## [Listed records]
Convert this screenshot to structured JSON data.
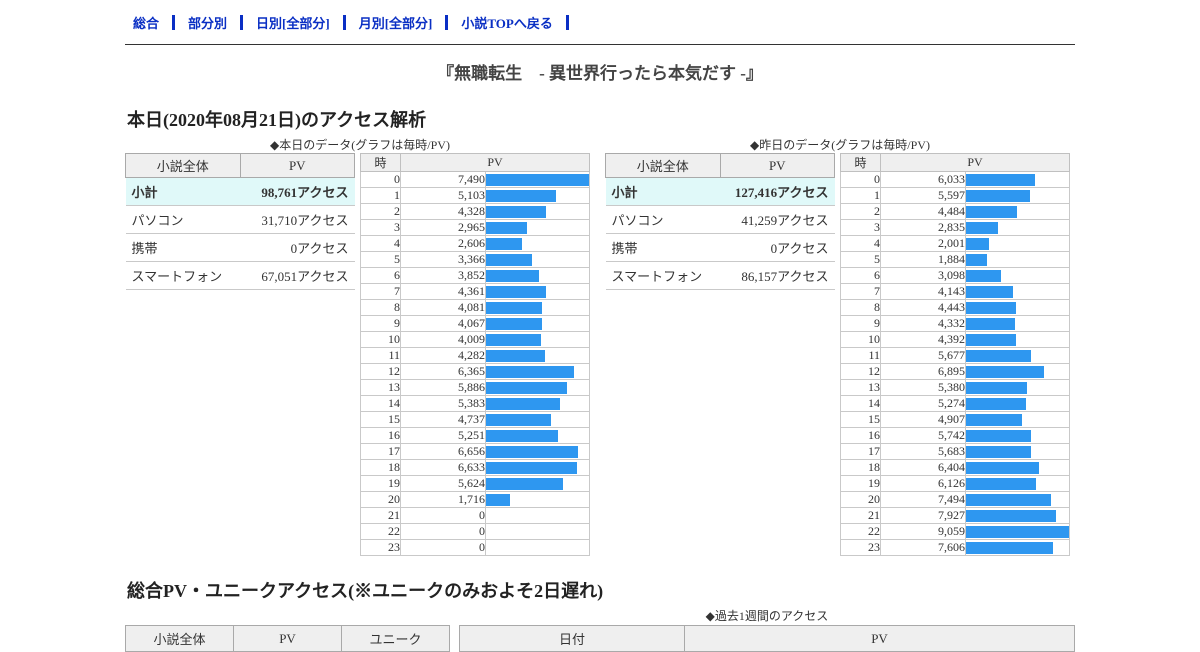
{
  "nav": {
    "items": [
      {
        "label": "総合"
      },
      {
        "label": "部分別"
      },
      {
        "label": "日別[全部分]"
      },
      {
        "label": "月別[全部分]"
      },
      {
        "label": "小説TOPへ戻る"
      }
    ]
  },
  "page_title": "『無職転生　- 異世界行ったら本気だす -』",
  "sections": {
    "today": {
      "heading": "本日(2020年08月21日)のアクセス解析",
      "panels": [
        {
          "caption": "◆本日のデータ(グラフは毎時/PV)",
          "summary": {
            "headers": [
              "小説全体",
              "PV"
            ],
            "rows": [
              {
                "label": "小計",
                "value": "98,761アクセス",
                "highlight": true
              },
              {
                "label": "パソコン",
                "value": "31,710アクセス",
                "highlight": false
              },
              {
                "label": "携帯",
                "value": "0アクセス",
                "highlight": false
              },
              {
                "label": "スマートフォン",
                "value": "67,051アクセス",
                "highlight": false
              }
            ]
          },
          "hourly": {
            "hour_header": "時",
            "pv_header": "PV",
            "hours": [
              0,
              1,
              2,
              3,
              4,
              5,
              6,
              7,
              8,
              9,
              10,
              11,
              12,
              13,
              14,
              15,
              16,
              17,
              18,
              19,
              20,
              21,
              22,
              23
            ],
            "values": [
              7490,
              5103,
              4328,
              2965,
              2606,
              3366,
              3852,
              4361,
              4081,
              4067,
              4009,
              4282,
              6365,
              5886,
              5383,
              4737,
              5251,
              6656,
              6633,
              5624,
              1716,
              0,
              0,
              0
            ]
          }
        },
        {
          "caption": "◆昨日のデータ(グラフは毎時/PV)",
          "summary": {
            "headers": [
              "小説全体",
              "PV"
            ],
            "rows": [
              {
                "label": "小計",
                "value": "127,416アクセス",
                "highlight": true
              },
              {
                "label": "パソコン",
                "value": "41,259アクセス",
                "highlight": false
              },
              {
                "label": "携帯",
                "value": "0アクセス",
                "highlight": false
              },
              {
                "label": "スマートフォン",
                "value": "86,157アクセス",
                "highlight": false
              }
            ]
          },
          "hourly": {
            "hour_header": "時",
            "pv_header": "PV",
            "hours": [
              0,
              1,
              2,
              3,
              4,
              5,
              6,
              7,
              8,
              9,
              10,
              11,
              12,
              13,
              14,
              15,
              16,
              17,
              18,
              19,
              20,
              21,
              22,
              23
            ],
            "values": [
              6033,
              5597,
              4484,
              2835,
              2001,
              1884,
              3098,
              4143,
              4443,
              4332,
              4392,
              5677,
              6895,
              5380,
              5274,
              4907,
              5742,
              5683,
              6404,
              6126,
              7494,
              7927,
              9059,
              7606
            ]
          }
        }
      ]
    },
    "unique": {
      "heading": "総合PV・ユニークアクセス(※ユニークのみおよそ2日遅れ)",
      "caption": "◆過去1週間のアクセス",
      "left_table": {
        "headers": [
          "小説全体",
          "PV",
          "ユニーク"
        ]
      },
      "right_table": {
        "headers": [
          "日付",
          "PV"
        ]
      }
    }
  },
  "chart_data": [
    {
      "type": "bar",
      "title": "本日のデータ(グラフは毎時/PV)",
      "xlabel": "時",
      "ylabel": "PV",
      "categories": [
        0,
        1,
        2,
        3,
        4,
        5,
        6,
        7,
        8,
        9,
        10,
        11,
        12,
        13,
        14,
        15,
        16,
        17,
        18,
        19,
        20,
        21,
        22,
        23
      ],
      "values": [
        7490,
        5103,
        4328,
        2965,
        2606,
        3366,
        3852,
        4361,
        4081,
        4067,
        4009,
        4282,
        6365,
        5886,
        5383,
        4737,
        5251,
        6656,
        6633,
        5624,
        1716,
        0,
        0,
        0
      ]
    },
    {
      "type": "bar",
      "title": "昨日のデータ(グラフは毎時/PV)",
      "xlabel": "時",
      "ylabel": "PV",
      "categories": [
        0,
        1,
        2,
        3,
        4,
        5,
        6,
        7,
        8,
        9,
        10,
        11,
        12,
        13,
        14,
        15,
        16,
        17,
        18,
        19,
        20,
        21,
        22,
        23
      ],
      "values": [
        6033,
        5597,
        4484,
        2835,
        2001,
        1884,
        3098,
        4143,
        4443,
        4332,
        4392,
        5677,
        6895,
        5380,
        5274,
        4907,
        5742,
        5683,
        6404,
        6126,
        7494,
        7927,
        9059,
        7606
      ]
    }
  ],
  "colors": {
    "bar": "#2e97f0",
    "highlight_row": "#e0f9f9",
    "link": "#0a2fc4",
    "header_bg": "#efefef"
  }
}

## [Exercise]
Reproduce each entry verbatim, excluding any embedded images.

## [Answer to the task]
Convert this screenshot to structured JSON data.
{
  "nav": {
    "items": [
      {
        "label": "総合"
      },
      {
        "label": "部分別"
      },
      {
        "label": "日別[全部分]"
      },
      {
        "label": "月別[全部分]"
      },
      {
        "label": "小説TOPへ戻る"
      }
    ]
  },
  "page_title": "『無職転生　- 異世界行ったら本気だす -』",
  "sections": {
    "today": {
      "heading": "本日(2020年08月21日)のアクセス解析",
      "panels": [
        {
          "caption": "◆本日のデータ(グラフは毎時/PV)",
          "summary": {
            "headers": [
              "小説全体",
              "PV"
            ],
            "rows": [
              {
                "label": "小計",
                "value": "98,761アクセス",
                "highlight": true
              },
              {
                "label": "パソコン",
                "value": "31,710アクセス",
                "highlight": false
              },
              {
                "label": "携帯",
                "value": "0アクセス",
                "highlight": false
              },
              {
                "label": "スマートフォン",
                "value": "67,051アクセス",
                "highlight": false
              }
            ]
          },
          "hourly": {
            "hour_header": "時",
            "pv_header": "PV",
            "hours": [
              0,
              1,
              2,
              3,
              4,
              5,
              6,
              7,
              8,
              9,
              10,
              11,
              12,
              13,
              14,
              15,
              16,
              17,
              18,
              19,
              20,
              21,
              22,
              23
            ],
            "values": [
              7490,
              5103,
              4328,
              2965,
              2606,
              3366,
              3852,
              4361,
              4081,
              4067,
              4009,
              4282,
              6365,
              5886,
              5383,
              4737,
              5251,
              6656,
              6633,
              5624,
              1716,
              0,
              0,
              0
            ]
          }
        },
        {
          "caption": "◆昨日のデータ(グラフは毎時/PV)",
          "summary": {
            "headers": [
              "小説全体",
              "PV"
            ],
            "rows": [
              {
                "label": "小計",
                "value": "127,416アクセス",
                "highlight": true
              },
              {
                "label": "パソコン",
                "value": "41,259アクセス",
                "highlight": false
              },
              {
                "label": "携帯",
                "value": "0アクセス",
                "highlight": false
              },
              {
                "label": "スマートフォン",
                "value": "86,157アクセス",
                "highlight": false
              }
            ]
          },
          "hourly": {
            "hour_header": "時",
            "pv_header": "PV",
            "hours": [
              0,
              1,
              2,
              3,
              4,
              5,
              6,
              7,
              8,
              9,
              10,
              11,
              12,
              13,
              14,
              15,
              16,
              17,
              18,
              19,
              20,
              21,
              22,
              23
            ],
            "values": [
              6033,
              5597,
              4484,
              2835,
              2001,
              1884,
              3098,
              4143,
              4443,
              4332,
              4392,
              5677,
              6895,
              5380,
              5274,
              4907,
              5742,
              5683,
              6404,
              6126,
              7494,
              7927,
              9059,
              7606
            ]
          }
        }
      ]
    },
    "unique": {
      "heading": "総合PV・ユニークアクセス(※ユニークのみおよそ2日遅れ)",
      "caption": "◆過去1週間のアクセス",
      "left_table": {
        "headers": [
          "小説全体",
          "PV",
          "ユニーク"
        ]
      },
      "right_table": {
        "headers": [
          "日付",
          "PV"
        ]
      }
    }
  },
  "chart_data": [
    {
      "type": "bar",
      "title": "本日のデータ(グラフは毎時/PV)",
      "xlabel": "時",
      "ylabel": "PV",
      "categories": [
        0,
        1,
        2,
        3,
        4,
        5,
        6,
        7,
        8,
        9,
        10,
        11,
        12,
        13,
        14,
        15,
        16,
        17,
        18,
        19,
        20,
        21,
        22,
        23
      ],
      "values": [
        7490,
        5103,
        4328,
        2965,
        2606,
        3366,
        3852,
        4361,
        4081,
        4067,
        4009,
        4282,
        6365,
        5886,
        5383,
        4737,
        5251,
        6656,
        6633,
        5624,
        1716,
        0,
        0,
        0
      ]
    },
    {
      "type": "bar",
      "title": "昨日のデータ(グラフは毎時/PV)",
      "xlabel": "時",
      "ylabel": "PV",
      "categories": [
        0,
        1,
        2,
        3,
        4,
        5,
        6,
        7,
        8,
        9,
        10,
        11,
        12,
        13,
        14,
        15,
        16,
        17,
        18,
        19,
        20,
        21,
        22,
        23
      ],
      "values": [
        6033,
        5597,
        4484,
        2835,
        2001,
        1884,
        3098,
        4143,
        4443,
        4332,
        4392,
        5677,
        6895,
        5380,
        5274,
        4907,
        5742,
        5683,
        6404,
        6126,
        7494,
        7927,
        9059,
        7606
      ]
    }
  ],
  "colors": {
    "bar": "#2e97f0",
    "highlight_row": "#e0f9f9",
    "link": "#0a2fc4",
    "header_bg": "#efefef"
  }
}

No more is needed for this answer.